Instruction: Pictures do not belong in the copy; transcribe everything else in the records exactly.

Material supplied:
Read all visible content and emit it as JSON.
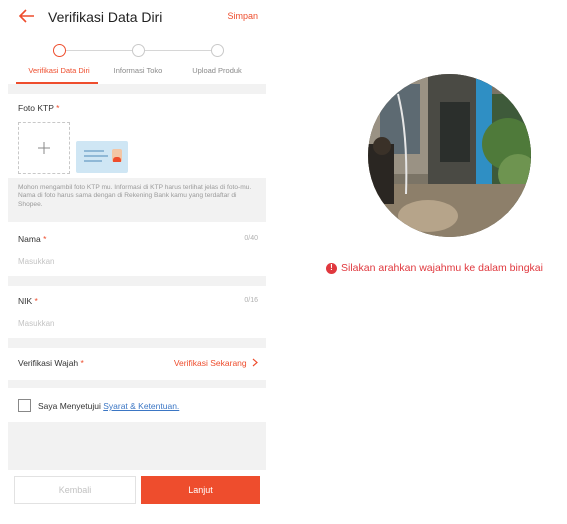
{
  "header": {
    "title": "Verifikasi Data Diri",
    "save_label": "Simpan"
  },
  "stepper": {
    "steps": [
      {
        "label": "Verifikasi Data Diri",
        "active": true
      },
      {
        "label": "Informasi Toko",
        "active": false
      },
      {
        "label": "Upload Produk",
        "active": false
      }
    ]
  },
  "ktp": {
    "label": "Foto KTP",
    "required_mark": "*",
    "hint": "Mohon mengambil foto KTP mu. Informasi di KTP harus terlihat jelas di foto-mu. Nama di foto harus sama dengan di Rekening Bank kamu yang terdaftar di Shopee."
  },
  "nama": {
    "label": "Nama",
    "required_mark": "*",
    "counter": "0/40",
    "placeholder": "Masukkan"
  },
  "nik": {
    "label": "NIK",
    "required_mark": "*",
    "counter": "0/16",
    "placeholder": "Masukkan"
  },
  "face_verification": {
    "label": "Verifikasi Wajah",
    "required_mark": "*",
    "action_label": "Verifikasi Sekarang",
    "action_icon": "chevron-right-icon"
  },
  "agreement": {
    "text": "Saya Menyetujui",
    "link_text": "Syarat & Ketentuan."
  },
  "footer": {
    "back_label": "Kembali",
    "next_label": "Lanjut"
  },
  "face_capture": {
    "message": "Silakan arahkan wajahmu ke dalam bingkai",
    "icon": "alert-icon"
  },
  "colors": {
    "accent": "#ee4d2d",
    "link": "#3b76c4",
    "error": "#e0383e"
  }
}
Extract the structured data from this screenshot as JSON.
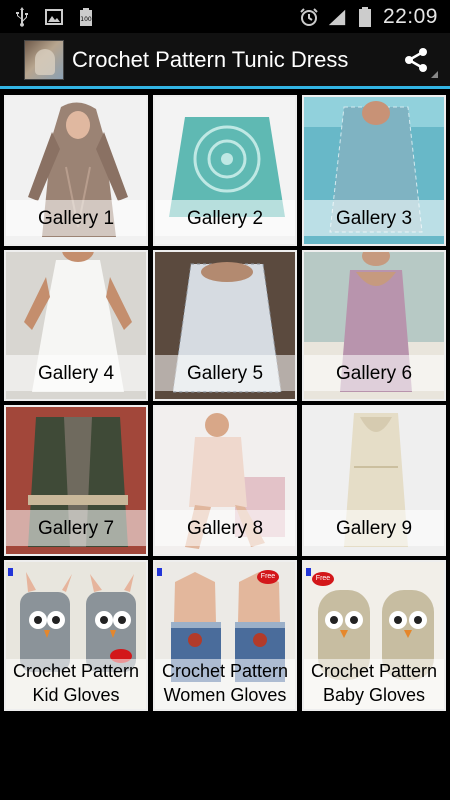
{
  "status_bar": {
    "time": "22:09",
    "icons": [
      "usb-icon",
      "image-icon",
      "battery-100-icon",
      "alarm-icon",
      "signal-icon",
      "battery-icon"
    ],
    "battery_small_label": "100"
  },
  "action_bar": {
    "title": "Crochet Pattern Tunic Dress",
    "accent_color": "#33b5e5",
    "share_icon": "share-icon"
  },
  "grid": {
    "items": [
      {
        "label": "Gallery 1"
      },
      {
        "label": "Gallery 2"
      },
      {
        "label": "Gallery 3"
      },
      {
        "label": "Gallery 4"
      },
      {
        "label": "Gallery 5"
      },
      {
        "label": "Gallery 6"
      },
      {
        "label": "Gallery 7"
      },
      {
        "label": "Gallery 8"
      },
      {
        "label": "Gallery 9"
      },
      {
        "line1": "Crochet Pattern",
        "line2": "Kid Gloves"
      },
      {
        "line1": "Crochet Pattern",
        "line2": "Women Gloves",
        "badge": "Free"
      },
      {
        "line1": "Crochet Pattern",
        "line2": "Baby Gloves",
        "badge": "Free"
      }
    ]
  }
}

Answer to the problem:
Read all visible content and emit it as JSON.
{
  "header": {
    "title": "Verifikasi Data Diri",
    "save_label": "Simpan"
  },
  "stepper": {
    "steps": [
      {
        "label": "Verifikasi Data Diri",
        "active": true
      },
      {
        "label": "Informasi Toko",
        "active": false
      },
      {
        "label": "Upload Produk",
        "active": false
      }
    ]
  },
  "ktp": {
    "label": "Foto KTP",
    "required_mark": "*",
    "hint": "Mohon mengambil foto KTP mu. Informasi di KTP harus terlihat jelas di foto-mu. Nama di foto harus sama dengan di Rekening Bank kamu yang terdaftar di Shopee."
  },
  "nama": {
    "label": "Nama",
    "required_mark": "*",
    "counter": "0/40",
    "placeholder": "Masukkan"
  },
  "nik": {
    "label": "NIK",
    "required_mark": "*",
    "counter": "0/16",
    "placeholder": "Masukkan"
  },
  "face_verification": {
    "label": "Verifikasi Wajah",
    "required_mark": "*",
    "action_label": "Verifikasi Sekarang",
    "action_icon": "chevron-right-icon"
  },
  "agreement": {
    "text": "Saya Menyetujui",
    "link_text": "Syarat & Ketentuan."
  },
  "footer": {
    "back_label": "Kembali",
    "next_label": "Lanjut"
  },
  "face_capture": {
    "message": "Silakan arahkan wajahmu ke dalam bingkai",
    "icon": "alert-icon"
  },
  "colors": {
    "accent": "#ee4d2d",
    "link": "#3b76c4",
    "error": "#e0383e"
  }
}
Extract the structured data from this screenshot as JSON.
{
  "status_bar": {
    "time": "22:09",
    "icons": [
      "usb-icon",
      "image-icon",
      "battery-100-icon",
      "alarm-icon",
      "signal-icon",
      "battery-icon"
    ],
    "battery_small_label": "100"
  },
  "action_bar": {
    "title": "Crochet Pattern Tunic Dress",
    "accent_color": "#33b5e5",
    "share_icon": "share-icon"
  },
  "grid": {
    "items": [
      {
        "label": "Gallery 1"
      },
      {
        "label": "Gallery 2"
      },
      {
        "label": "Gallery 3"
      },
      {
        "label": "Gallery 4"
      },
      {
        "label": "Gallery 5"
      },
      {
        "label": "Gallery 6"
      },
      {
        "label": "Gallery 7"
      },
      {
        "label": "Gallery 8"
      },
      {
        "label": "Gallery 9"
      },
      {
        "line1": "Crochet Pattern",
        "line2": "Kid Gloves"
      },
      {
        "line1": "Crochet Pattern",
        "line2": "Women Gloves",
        "badge": "Free"
      },
      {
        "line1": "Crochet Pattern",
        "line2": "Baby Gloves",
        "badge": "Free"
      }
    ]
  }
}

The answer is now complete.